Please continue the comment thread below on what happens to removed organs and other medical waste, picking up after its final comment.

## SELECTED TEXT
***
29 0 dgoforthedoggo The vet hospital of the local university has a chemical vat that they dissolve remains in, should the need arise. From what I understand they only do this if there is some reason which the animal cannot be disposed of by other means. Communicable animal diseases come to mind.
18 0 mechooseausernameno Your appendix would go to the pathologist and get fixed in formalin initially so it could then be examined under a microscope to assess the cause. A very small number have tumours. In general most excised organs get sent to pathology before disposal.
14 0 RazorRush Had my wisdom teeth pulled and wanted them. Was told no it's biohazard waste. How did they go from my extra teeth to biohazard in 30 minutes. No one could explain. Did not get them.
28 0 WRSaunders It's special Medical Waste. Yes, they throw them out, like the bloody sponges, unless they need to go to the lab for a biopsy.
4 0 TangoZippo It varies drastically across the world, but medical waste (including removed organs, but also many other forms of medical waste ranging from bloody bandages to used needles) is usually incinerated. https://en.wikipedia.org/wiki/Biomedical_waste
2 0 CoomassieBlues It's not the biggest body part, but I worked in a lab that collected and used foreskins (from circumcisions). Infants tissues can be harvested for stem cells and it turns out cutting off other bits of the baby is commonly considered unethical.
***
Dataset entries:
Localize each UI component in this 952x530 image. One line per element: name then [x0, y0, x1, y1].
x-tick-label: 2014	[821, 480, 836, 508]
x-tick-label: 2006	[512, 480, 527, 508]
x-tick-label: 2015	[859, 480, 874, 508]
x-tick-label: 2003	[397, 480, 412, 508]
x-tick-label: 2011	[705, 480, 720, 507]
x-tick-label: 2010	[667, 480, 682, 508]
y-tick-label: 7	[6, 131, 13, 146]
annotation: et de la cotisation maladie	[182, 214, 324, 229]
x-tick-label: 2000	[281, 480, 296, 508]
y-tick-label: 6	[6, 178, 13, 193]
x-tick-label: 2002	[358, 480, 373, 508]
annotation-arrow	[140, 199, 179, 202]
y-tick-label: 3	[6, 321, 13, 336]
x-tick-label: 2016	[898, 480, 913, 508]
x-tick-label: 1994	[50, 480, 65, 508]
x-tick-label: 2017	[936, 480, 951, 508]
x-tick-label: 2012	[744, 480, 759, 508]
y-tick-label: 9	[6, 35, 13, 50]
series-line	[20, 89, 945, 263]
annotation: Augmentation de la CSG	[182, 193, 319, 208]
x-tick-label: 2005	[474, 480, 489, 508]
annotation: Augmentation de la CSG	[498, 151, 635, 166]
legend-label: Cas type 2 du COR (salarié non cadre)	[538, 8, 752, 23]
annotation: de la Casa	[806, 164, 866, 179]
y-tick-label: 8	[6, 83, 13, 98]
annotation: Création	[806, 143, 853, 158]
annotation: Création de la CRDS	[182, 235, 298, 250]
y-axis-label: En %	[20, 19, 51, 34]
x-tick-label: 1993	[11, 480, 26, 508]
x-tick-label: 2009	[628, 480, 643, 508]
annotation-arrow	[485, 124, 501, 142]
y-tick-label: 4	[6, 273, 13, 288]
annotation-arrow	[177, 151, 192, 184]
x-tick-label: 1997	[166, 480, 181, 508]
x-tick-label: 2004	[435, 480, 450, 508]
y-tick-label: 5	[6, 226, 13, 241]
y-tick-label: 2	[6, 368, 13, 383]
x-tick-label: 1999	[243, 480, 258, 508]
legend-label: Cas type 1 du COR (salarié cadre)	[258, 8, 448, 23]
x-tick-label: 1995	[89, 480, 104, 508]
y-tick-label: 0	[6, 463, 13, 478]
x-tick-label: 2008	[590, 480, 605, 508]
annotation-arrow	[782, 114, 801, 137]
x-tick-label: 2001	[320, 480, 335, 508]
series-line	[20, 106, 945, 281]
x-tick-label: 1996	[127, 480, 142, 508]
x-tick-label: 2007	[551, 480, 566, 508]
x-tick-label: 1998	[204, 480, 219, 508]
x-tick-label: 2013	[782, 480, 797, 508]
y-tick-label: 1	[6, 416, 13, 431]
***
## WRITTEN ANSWER
13 0 HyperboleJoe Most doctor surgeons are not paid very well and will eat the parts they remove to give them energy for their next part removal.
4 0 dog_in_the_vent For the record even though this doesn't really pertain to your question: your appendix is [not totally useless](https://www.sciencedaily.com/releases/2007/10/071008102334.htm) as once thought. It produces gut flora, which is to say bacteria in your digestive tract that help digest food. You can live without it, but it's not useless.
2 0 VeryMuchDutch101 I worked in a hospital and had to collect the *biohazard* waste. The bodypart gets thrown in airtight containers. These are temporarily stored somewhere at the hospital. Then once every x days the biohazard disposal company picks up the containers and burns it.
3 0 TherapeuticMessage Doctors now think that the appendix plays an important role in maintaining the normal composition of bacteria in the gut by acting as a reservoir. Just thought I’d share that your appendix may not be useless.